AIM OF THE EXERCISE
Images are not part of the copy; write out the rest of the data exactly as given.

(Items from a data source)
################

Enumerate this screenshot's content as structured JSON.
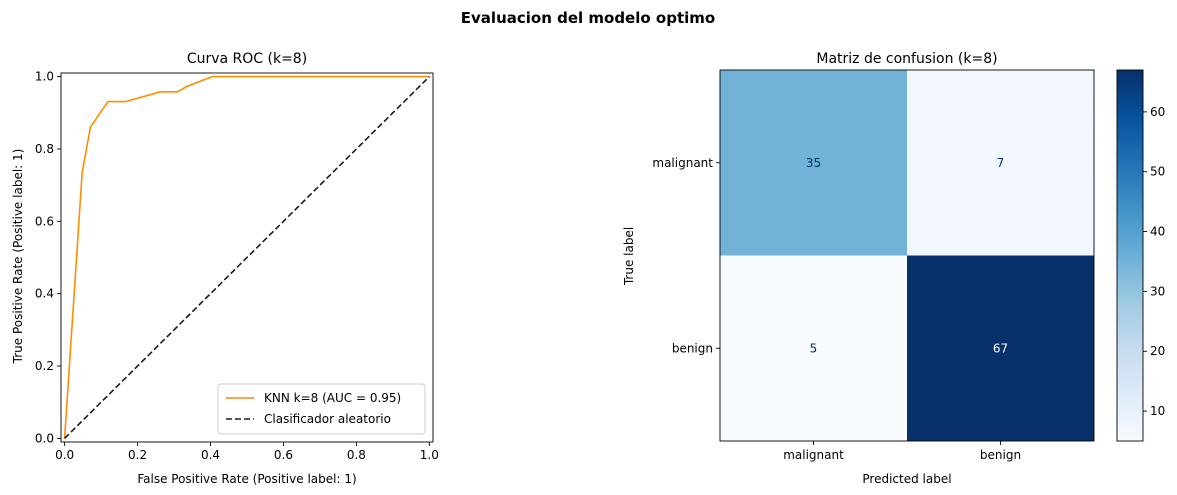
{
  "figure": {
    "suptitle": "Evaluacion del modelo optimo"
  },
  "chart_data": [
    {
      "type": "line",
      "title": "Curva ROC  (k=8)",
      "xlabel": "False Positive Rate (Positive label: 1)",
      "ylabel": "True Positive Rate (Positive label: 1)",
      "xlim": [
        -0.01,
        1.01
      ],
      "ylim": [
        -0.01,
        1.01
      ],
      "xticks": [
        "0.0",
        "0.2",
        "0.4",
        "0.6",
        "0.8",
        "1.0"
      ],
      "yticks": [
        "0.0",
        "0.2",
        "0.4",
        "0.6",
        "0.8",
        "1.0"
      ],
      "grid": false,
      "legend_position": "lower right",
      "series": [
        {
          "name": "KNN k=8 (AUC = 0.95)",
          "color": "#ff8c00",
          "style": "solid",
          "x": [
            0.0,
            0.0,
            0.048,
            0.071,
            0.119,
            0.167,
            0.262,
            0.31,
            0.333,
            0.405,
            1.0
          ],
          "y": [
            0.0,
            0.0,
            0.736,
            0.861,
            0.931,
            0.931,
            0.958,
            0.958,
            0.972,
            1.0,
            1.0
          ]
        },
        {
          "name": "Clasificador aleatorio",
          "color": "#1a1a1a",
          "style": "dashed",
          "x": [
            0,
            1
          ],
          "y": [
            0,
            1
          ]
        }
      ]
    },
    {
      "type": "heatmap",
      "title": "Matriz de confusion  (k=8)",
      "xlabel": "Predicted label",
      "ylabel": "True label",
      "x_categories": [
        "malignant",
        "benign"
      ],
      "y_categories": [
        "malignant",
        "benign"
      ],
      "values": [
        [
          35,
          7
        ],
        [
          5,
          67
        ]
      ],
      "colormap": "Blues",
      "colorbar": {
        "min": 5,
        "max": 67,
        "ticks": [
          10,
          20,
          30,
          40,
          50,
          60
        ]
      }
    }
  ]
}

################

RESPONSE TO THE TASK
Enumerate this screenshot's content as structured JSON.
{
  "figure": {
    "suptitle": "Evaluacion del modelo optimo"
  },
  "chart_data": [
    {
      "type": "line",
      "title": "Curva ROC  (k=8)",
      "xlabel": "False Positive Rate (Positive label: 1)",
      "ylabel": "True Positive Rate (Positive label: 1)",
      "xlim": [
        -0.01,
        1.01
      ],
      "ylim": [
        -0.01,
        1.01
      ],
      "xticks": [
        "0.0",
        "0.2",
        "0.4",
        "0.6",
        "0.8",
        "1.0"
      ],
      "yticks": [
        "0.0",
        "0.2",
        "0.4",
        "0.6",
        "0.8",
        "1.0"
      ],
      "grid": false,
      "legend_position": "lower right",
      "series": [
        {
          "name": "KNN k=8 (AUC = 0.95)",
          "color": "#ff8c00",
          "style": "solid",
          "x": [
            0.0,
            0.0,
            0.048,
            0.071,
            0.119,
            0.167,
            0.262,
            0.31,
            0.333,
            0.405,
            1.0
          ],
          "y": [
            0.0,
            0.0,
            0.736,
            0.861,
            0.931,
            0.931,
            0.958,
            0.958,
            0.972,
            1.0,
            1.0
          ]
        },
        {
          "name": "Clasificador aleatorio",
          "color": "#1a1a1a",
          "style": "dashed",
          "x": [
            0,
            1
          ],
          "y": [
            0,
            1
          ]
        }
      ]
    },
    {
      "type": "heatmap",
      "title": "Matriz de confusion  (k=8)",
      "xlabel": "Predicted label",
      "ylabel": "True label",
      "x_categories": [
        "malignant",
        "benign"
      ],
      "y_categories": [
        "malignant",
        "benign"
      ],
      "values": [
        [
          35,
          7
        ],
        [
          5,
          67
        ]
      ],
      "colormap": "Blues",
      "colorbar": {
        "min": 5,
        "max": 67,
        "ticks": [
          10,
          20,
          30,
          40,
          50,
          60
        ]
      }
    }
  ]
}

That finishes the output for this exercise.